**STATED TASK:** Identify the lines bearing the string "garantir" and gather them.

**EXCERPTED RECORDS:**
⟨

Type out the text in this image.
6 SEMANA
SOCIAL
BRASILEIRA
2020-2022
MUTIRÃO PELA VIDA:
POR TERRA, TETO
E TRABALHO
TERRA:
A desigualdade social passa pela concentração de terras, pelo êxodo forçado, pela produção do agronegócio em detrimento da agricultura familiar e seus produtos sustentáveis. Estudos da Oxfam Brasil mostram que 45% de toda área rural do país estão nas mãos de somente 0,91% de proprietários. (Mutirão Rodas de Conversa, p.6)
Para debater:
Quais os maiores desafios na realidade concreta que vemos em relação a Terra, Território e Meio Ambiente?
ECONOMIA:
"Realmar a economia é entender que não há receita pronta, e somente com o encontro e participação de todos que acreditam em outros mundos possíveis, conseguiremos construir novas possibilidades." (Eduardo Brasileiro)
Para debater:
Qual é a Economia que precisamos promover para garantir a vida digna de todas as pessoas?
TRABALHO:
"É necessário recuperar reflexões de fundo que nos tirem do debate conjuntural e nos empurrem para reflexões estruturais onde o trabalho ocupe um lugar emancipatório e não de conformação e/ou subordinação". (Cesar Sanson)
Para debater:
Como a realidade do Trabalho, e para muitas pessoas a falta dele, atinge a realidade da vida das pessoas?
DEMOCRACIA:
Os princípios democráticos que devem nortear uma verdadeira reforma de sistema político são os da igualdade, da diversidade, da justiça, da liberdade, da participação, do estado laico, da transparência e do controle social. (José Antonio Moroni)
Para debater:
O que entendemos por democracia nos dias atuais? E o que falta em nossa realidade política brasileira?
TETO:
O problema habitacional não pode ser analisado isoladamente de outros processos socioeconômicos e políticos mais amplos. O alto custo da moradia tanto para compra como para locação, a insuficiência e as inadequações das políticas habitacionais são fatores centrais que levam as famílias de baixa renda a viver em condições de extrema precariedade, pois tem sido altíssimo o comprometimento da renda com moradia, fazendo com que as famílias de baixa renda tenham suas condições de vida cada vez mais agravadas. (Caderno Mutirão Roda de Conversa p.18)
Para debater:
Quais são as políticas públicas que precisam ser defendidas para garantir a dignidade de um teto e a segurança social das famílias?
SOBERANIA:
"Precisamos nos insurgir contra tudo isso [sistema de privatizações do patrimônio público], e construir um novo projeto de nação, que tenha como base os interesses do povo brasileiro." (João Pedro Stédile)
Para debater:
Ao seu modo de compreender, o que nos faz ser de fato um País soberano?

⟩
⟨

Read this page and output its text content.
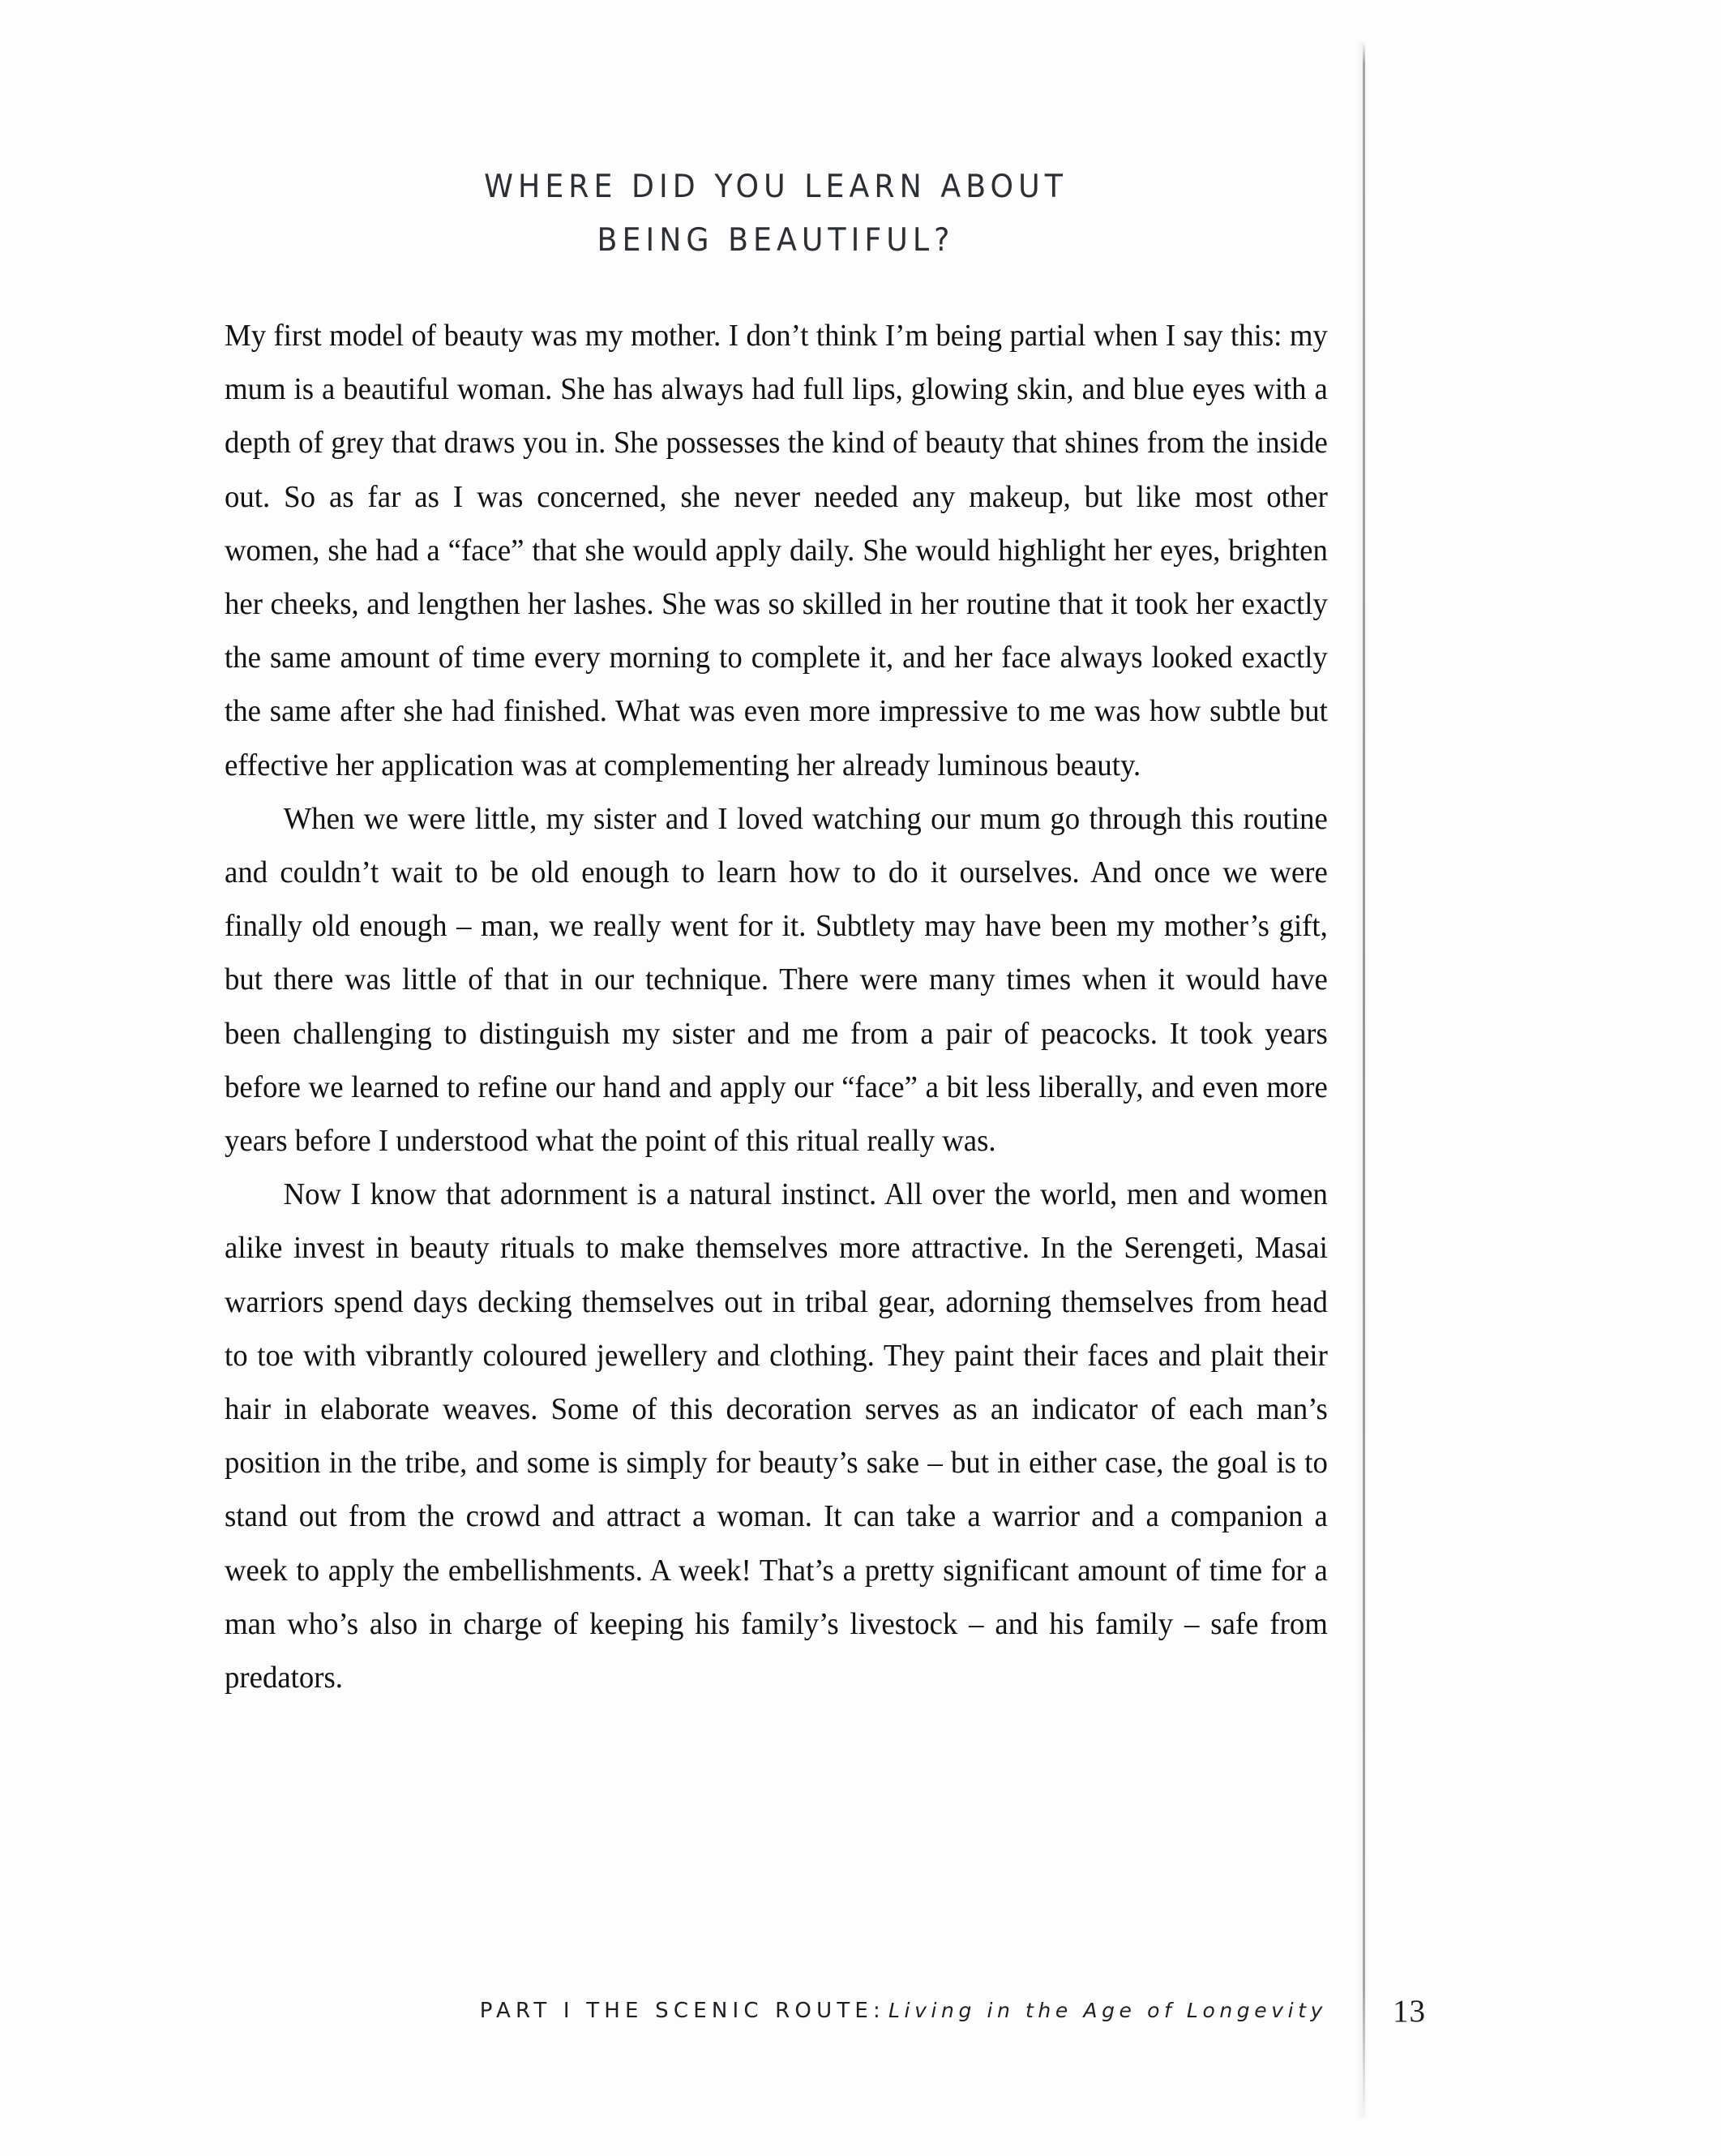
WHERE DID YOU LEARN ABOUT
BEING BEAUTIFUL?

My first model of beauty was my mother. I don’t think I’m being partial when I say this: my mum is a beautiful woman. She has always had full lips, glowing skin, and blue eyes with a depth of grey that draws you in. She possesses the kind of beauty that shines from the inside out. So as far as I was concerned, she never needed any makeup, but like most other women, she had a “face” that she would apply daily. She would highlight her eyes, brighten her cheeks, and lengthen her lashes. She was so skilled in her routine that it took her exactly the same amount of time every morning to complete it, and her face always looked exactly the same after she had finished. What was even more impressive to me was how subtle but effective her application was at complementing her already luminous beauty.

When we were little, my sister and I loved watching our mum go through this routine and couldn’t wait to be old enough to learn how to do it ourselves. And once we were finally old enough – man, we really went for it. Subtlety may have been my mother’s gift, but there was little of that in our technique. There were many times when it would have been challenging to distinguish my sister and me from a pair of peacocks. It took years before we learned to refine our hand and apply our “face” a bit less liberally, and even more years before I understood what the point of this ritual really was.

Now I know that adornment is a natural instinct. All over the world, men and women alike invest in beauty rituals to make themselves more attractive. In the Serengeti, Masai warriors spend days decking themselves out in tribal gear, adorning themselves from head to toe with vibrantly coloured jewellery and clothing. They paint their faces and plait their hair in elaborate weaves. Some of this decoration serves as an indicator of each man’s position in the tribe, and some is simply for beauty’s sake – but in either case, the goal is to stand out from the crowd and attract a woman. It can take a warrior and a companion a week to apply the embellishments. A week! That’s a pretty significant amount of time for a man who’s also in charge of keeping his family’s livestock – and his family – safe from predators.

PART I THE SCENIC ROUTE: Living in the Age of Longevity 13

⟩
⟨

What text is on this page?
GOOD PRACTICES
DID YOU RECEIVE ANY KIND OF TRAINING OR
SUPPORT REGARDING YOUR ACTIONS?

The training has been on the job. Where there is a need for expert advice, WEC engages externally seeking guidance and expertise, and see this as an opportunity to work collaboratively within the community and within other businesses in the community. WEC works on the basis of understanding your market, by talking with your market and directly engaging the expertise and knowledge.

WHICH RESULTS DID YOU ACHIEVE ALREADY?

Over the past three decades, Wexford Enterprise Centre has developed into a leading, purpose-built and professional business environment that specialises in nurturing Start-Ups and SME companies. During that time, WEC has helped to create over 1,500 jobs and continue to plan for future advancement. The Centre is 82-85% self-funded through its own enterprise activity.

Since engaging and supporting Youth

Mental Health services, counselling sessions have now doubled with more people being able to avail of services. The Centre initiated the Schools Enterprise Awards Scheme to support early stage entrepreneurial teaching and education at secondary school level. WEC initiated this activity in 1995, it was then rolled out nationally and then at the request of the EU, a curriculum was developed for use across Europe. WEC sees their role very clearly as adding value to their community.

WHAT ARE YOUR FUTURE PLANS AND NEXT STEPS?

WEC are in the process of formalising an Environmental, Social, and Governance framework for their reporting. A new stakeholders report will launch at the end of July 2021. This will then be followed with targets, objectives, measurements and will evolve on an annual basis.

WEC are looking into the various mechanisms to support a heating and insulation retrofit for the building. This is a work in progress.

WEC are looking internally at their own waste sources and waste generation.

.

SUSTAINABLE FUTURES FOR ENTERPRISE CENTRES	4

⟩

**TASK RESPONSE:**
Qual é a Economia que precisamos promover para garantir a vida digna de todas as pessoas?
Quais são as políticas públicas que precisam ser defendidas para garantir a dignidade de um teto e a segurança social das famílias?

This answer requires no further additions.